> TESTO DI STUDIO:
Riflettiamo su ciò: la parola “Natura” -ha tevah- ha lo stesso valore ghematrico , 86, di Eloim, uno dei nomi di D-o, quindi Spinoza non era certo un eretico per aver “inventato” il panteismo, ma era all’interno di una tradizione ebraica mistica e da questa probabilmente aveva tratto il suo pensiero. Inoltre per Newton la matematica regola ogni cosa della natura. Per quanto riguarda la musica per esempio Luigi Nono diceva di aver capito Schömberg dopo aver letto lo Sèfer Yatzirà, Libro della creazione, uno dei testi base della kabbalah; e la deduzione logica ghematrica è evidente nel rapporto tra valore numerico e quello delle note.
Ancora prima di Newton, all’inizio del XIII secolo, Leonardo Fibonacci scoprì che vi è una progressione numerica nei fenomeni naturali: nella disposizione e crescita delle foglie sugli alberi, nella distribuzione a spirale dei “flosculi” delle margherite e dei semi di girasole, nelle pigne e negli ananassi e in molte piante le cui foglie crescono a spirale. Il rapporto tra una spira del nautilus e quella successiva è uguale al rapporto tra due numeri successivi di Fibonacci, che è 1,618, il famoso “Phi” (pi greco, di buona memoria). Non solo le piante, ma anche gli animali e gli uomini hanno misure che rispettano esattamente questo rapporto, come i segmenti di alcuni insetti. In un alveare il rapporto tra femmine e maschi è uguale a “Phi”, così tra i conigli, ma anche nel corpo umano. Leonardo da Vinci fu il primo a scoprire che le ossa del corpo umano hanno tra loro il medesimo rapporto che corrisponde alla proporzione aurea, come mostrò nell’Uomo vitruviano.

> VOCI ESTRATTE:
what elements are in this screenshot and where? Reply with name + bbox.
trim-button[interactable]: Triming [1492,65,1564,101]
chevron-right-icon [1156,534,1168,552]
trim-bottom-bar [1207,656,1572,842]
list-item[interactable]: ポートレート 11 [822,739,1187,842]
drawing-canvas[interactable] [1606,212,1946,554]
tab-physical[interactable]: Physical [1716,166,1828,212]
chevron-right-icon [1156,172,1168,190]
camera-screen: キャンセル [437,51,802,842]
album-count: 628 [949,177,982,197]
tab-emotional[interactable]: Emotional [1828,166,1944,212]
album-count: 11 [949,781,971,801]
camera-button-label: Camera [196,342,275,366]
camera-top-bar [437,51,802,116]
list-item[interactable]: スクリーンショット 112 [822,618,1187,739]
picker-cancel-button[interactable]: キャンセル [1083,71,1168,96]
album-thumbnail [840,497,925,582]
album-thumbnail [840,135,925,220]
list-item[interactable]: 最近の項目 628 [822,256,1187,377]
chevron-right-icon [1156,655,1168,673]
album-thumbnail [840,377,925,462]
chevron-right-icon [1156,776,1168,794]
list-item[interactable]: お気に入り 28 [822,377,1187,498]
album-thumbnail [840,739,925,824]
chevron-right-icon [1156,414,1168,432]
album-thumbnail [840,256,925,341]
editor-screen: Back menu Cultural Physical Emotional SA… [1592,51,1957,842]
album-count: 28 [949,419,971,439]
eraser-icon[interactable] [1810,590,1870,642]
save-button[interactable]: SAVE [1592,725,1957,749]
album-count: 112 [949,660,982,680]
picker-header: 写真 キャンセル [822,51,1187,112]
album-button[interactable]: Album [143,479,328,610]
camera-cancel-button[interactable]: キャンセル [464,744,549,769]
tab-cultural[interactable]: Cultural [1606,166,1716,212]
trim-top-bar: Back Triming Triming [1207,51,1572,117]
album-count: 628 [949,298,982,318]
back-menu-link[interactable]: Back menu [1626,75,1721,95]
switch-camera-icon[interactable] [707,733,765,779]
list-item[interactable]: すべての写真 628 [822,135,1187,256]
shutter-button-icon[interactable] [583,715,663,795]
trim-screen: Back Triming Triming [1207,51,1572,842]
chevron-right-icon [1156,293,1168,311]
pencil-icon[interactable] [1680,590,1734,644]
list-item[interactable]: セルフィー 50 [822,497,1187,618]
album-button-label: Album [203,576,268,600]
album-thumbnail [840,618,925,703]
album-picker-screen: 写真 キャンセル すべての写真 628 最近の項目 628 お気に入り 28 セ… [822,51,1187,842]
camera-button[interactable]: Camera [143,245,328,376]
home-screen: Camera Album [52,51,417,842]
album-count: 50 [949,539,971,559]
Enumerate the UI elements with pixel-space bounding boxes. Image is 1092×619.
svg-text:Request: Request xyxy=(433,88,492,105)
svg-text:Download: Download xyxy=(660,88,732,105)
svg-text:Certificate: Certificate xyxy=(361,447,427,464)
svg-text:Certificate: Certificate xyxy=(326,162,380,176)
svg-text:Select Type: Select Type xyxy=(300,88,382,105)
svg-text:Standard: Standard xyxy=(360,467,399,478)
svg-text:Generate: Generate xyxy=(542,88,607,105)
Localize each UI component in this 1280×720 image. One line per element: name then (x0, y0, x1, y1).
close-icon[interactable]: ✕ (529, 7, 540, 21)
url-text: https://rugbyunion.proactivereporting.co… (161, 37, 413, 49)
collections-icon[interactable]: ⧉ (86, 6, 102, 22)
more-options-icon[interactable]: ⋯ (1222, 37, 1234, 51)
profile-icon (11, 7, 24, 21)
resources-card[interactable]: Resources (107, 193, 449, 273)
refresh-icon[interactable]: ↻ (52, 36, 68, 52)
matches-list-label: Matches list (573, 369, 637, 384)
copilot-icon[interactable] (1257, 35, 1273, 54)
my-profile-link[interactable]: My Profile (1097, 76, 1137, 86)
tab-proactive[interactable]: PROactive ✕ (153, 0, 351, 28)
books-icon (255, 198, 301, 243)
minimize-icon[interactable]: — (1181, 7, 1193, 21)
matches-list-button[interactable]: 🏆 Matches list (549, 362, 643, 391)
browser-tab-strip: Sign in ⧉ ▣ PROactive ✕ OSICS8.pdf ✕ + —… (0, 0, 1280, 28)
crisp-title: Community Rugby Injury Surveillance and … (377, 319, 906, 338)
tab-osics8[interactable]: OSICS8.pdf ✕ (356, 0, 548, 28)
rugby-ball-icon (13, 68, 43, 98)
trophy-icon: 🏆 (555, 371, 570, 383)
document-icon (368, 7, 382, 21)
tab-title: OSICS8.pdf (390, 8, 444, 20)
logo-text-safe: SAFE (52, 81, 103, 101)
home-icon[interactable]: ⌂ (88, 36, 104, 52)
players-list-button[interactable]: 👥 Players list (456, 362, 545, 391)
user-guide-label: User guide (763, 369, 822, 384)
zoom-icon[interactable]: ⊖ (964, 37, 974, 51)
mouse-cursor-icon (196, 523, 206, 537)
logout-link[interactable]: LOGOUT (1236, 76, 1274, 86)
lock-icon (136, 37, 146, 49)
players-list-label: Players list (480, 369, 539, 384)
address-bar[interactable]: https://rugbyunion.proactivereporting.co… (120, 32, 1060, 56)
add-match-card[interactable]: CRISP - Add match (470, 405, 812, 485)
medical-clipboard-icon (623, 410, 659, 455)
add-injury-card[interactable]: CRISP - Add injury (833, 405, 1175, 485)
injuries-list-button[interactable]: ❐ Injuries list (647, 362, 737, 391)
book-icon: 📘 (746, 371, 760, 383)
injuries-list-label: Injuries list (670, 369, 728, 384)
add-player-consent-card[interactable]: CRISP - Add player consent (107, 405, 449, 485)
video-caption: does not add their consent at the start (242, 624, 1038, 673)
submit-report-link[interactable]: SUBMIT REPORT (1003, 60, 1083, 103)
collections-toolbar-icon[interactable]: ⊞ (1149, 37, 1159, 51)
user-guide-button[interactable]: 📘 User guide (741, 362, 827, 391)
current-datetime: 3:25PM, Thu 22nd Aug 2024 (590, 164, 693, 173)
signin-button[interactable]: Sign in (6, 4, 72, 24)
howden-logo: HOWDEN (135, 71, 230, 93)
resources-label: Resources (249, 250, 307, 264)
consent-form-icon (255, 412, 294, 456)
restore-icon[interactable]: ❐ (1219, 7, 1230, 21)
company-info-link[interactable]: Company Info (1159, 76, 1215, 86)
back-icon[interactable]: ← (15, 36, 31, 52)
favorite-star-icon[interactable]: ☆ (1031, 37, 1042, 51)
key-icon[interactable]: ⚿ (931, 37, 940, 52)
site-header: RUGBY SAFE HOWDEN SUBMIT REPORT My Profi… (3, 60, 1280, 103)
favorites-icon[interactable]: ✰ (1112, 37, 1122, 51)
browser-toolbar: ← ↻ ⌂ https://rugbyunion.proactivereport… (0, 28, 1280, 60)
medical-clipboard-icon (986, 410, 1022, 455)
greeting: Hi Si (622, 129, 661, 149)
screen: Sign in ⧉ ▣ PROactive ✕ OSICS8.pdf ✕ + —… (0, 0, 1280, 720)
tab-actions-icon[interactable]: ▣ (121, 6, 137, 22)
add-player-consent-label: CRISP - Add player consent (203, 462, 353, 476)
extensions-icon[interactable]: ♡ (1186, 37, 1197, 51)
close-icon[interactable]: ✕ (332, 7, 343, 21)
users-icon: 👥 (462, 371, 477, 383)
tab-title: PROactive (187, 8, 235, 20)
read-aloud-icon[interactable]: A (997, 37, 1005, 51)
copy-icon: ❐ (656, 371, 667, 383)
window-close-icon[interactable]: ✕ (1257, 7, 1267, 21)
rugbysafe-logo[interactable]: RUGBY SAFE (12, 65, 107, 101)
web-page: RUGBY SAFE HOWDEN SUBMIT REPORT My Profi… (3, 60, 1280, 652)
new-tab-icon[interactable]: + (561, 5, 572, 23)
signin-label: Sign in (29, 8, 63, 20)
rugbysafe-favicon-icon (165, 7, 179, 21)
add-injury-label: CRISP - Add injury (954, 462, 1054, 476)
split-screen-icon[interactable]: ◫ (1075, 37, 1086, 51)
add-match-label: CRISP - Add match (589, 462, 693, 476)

> CONSEGNE:
1. Stabilisci se ciascuna affermazione concorda con il testo su Fibonacci e la natura, rispondendo sì o no e citando tra virgolette le parole del testo che lo decidono.
(a) Fibonacci fece la sua scoperta sulla progressione numerica all'inizio del XIII secolo.
(b) Leonardo da Vinci fu il primo a scoprire che le ossa del corpo umano seguono la proporzione aurea.
(c) Luigi Nono diceva di aver capito Newton dopo aver letto lo Sèfer Yatzirà.
2. Prosegui il testo su Fibonacci e la natura dal punto in cui si interrompe.

> RISPOSTE PUNTO PER PUNTO:
1.
(a) Sì: "all’inizio del XIII secolo, Leonardo Fibonacci scoprì che vi è una progressione numerica nei fenomeni naturali"
(b) Sì: "Leonardo da Vinci fu il primo a scoprire che le ossa del corpo umano hanno tra loro il medesimo rapporto che corrisponde alla proporzione aurea"
(c) No: "Luigi Nono diceva di aver capito Schömberg dopo aver letto lo Sèfer Yatzirà"

2.
Il rapporto tra due numeri di Fibonacci successivi tende al rapporto aureo o sezione aurea ed è stato assunto fin dall’antichità come canone di perfezione classica: il rettangolo i cui lati stanno nel rapporto aureo (1,16 ca) inquadra perfettamente il Partenone, ma queste proporzioni si ritrovano anche nelle piramidi egizie e nei contemporanei di Leonardo, come Michelangelo, Dürer, così come in Mondrian, e in architetture recenti, quale il palazzo delle Nazioni Unite a New York.
La sequenza di Fibonacci è abbondantemente rappresentata anche in musica, ad esempio nelle “fughe” di Johann Sebastian Bach, o nelle sonate di Mozart; ma l’esempio più elevato di applicazione su vasta scala degli stilemi improntati alla proporzione aurea è dato dalla Sagra della Primavera di Strawinski.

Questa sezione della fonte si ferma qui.